%%
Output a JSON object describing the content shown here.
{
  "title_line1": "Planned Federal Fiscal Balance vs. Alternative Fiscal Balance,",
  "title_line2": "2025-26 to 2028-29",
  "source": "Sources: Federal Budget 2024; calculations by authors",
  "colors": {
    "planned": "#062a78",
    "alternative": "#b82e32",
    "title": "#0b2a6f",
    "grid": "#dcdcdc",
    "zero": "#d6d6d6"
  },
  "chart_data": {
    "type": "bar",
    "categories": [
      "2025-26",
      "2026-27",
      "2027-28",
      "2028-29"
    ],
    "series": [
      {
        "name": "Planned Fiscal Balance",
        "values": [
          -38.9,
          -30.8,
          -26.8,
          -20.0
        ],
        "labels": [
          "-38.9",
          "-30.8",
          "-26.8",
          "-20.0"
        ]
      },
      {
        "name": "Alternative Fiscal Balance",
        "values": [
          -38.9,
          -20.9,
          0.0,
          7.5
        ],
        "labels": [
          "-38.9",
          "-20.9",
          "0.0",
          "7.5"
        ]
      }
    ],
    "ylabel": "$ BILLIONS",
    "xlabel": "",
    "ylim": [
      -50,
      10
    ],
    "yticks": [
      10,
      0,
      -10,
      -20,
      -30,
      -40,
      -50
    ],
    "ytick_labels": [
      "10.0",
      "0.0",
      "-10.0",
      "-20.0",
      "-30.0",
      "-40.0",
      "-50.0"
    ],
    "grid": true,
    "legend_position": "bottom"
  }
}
%%
◆ Instructions for the task ◆
In the listing, find every line with the word "Balance" and state how many there are, nothing more.

◆ Exercise answer ◆
3